Task to complete :: From the listing below, extract each entry exactly as written, minus the images.

---

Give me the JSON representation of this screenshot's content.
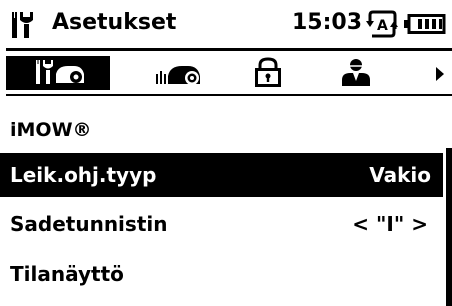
{
  "header": {
    "title": "Asetukset",
    "time": "15:03",
    "icons": [
      "settings-wrench-icon",
      "auto-mode-icon",
      "battery-icon"
    ]
  },
  "tabs": [
    {
      "icon": "mower-settings-icon",
      "active": true
    },
    {
      "icon": "mower-icon",
      "active": false
    },
    {
      "icon": "lock-icon",
      "active": false
    },
    {
      "icon": "user-icon",
      "active": false
    },
    {
      "icon": "arrow-right-icon",
      "active": false
    }
  ],
  "section": {
    "title": "iMOW®"
  },
  "menu": {
    "items": [
      {
        "label": "Leik.ohj.tyyp",
        "value": "Vakio",
        "selected": true
      },
      {
        "label": "Sadetunnistin",
        "value": "< \"I\" >",
        "selected": false
      },
      {
        "label": "Tilanäyttö",
        "value": "",
        "selected": false
      }
    ]
  },
  "colors": {
    "foreground": "#000000",
    "background": "#ffffff"
  }
}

---

Solution ::
Give me the JSON representation of this screenshot's content.
{
  "header": {
    "title": "Asetukset",
    "time": "15:03",
    "icons": [
      "settings-wrench-icon",
      "auto-mode-icon",
      "battery-icon"
    ]
  },
  "tabs": [
    {
      "icon": "mower-settings-icon",
      "active": true
    },
    {
      "icon": "mower-icon",
      "active": false
    },
    {
      "icon": "lock-icon",
      "active": false
    },
    {
      "icon": "user-icon",
      "active": false
    },
    {
      "icon": "arrow-right-icon",
      "active": false
    }
  ],
  "section": {
    "title": "iMOW®"
  },
  "menu": {
    "items": [
      {
        "label": "Leik.ohj.tyyp",
        "value": "Vakio",
        "selected": true
      },
      {
        "label": "Sadetunnistin",
        "value": "< \"I\" >",
        "selected": false
      },
      {
        "label": "Tilanäyttö",
        "value": "",
        "selected": false
      }
    ]
  },
  "colors": {
    "foreground": "#000000",
    "background": "#ffffff"
  }
}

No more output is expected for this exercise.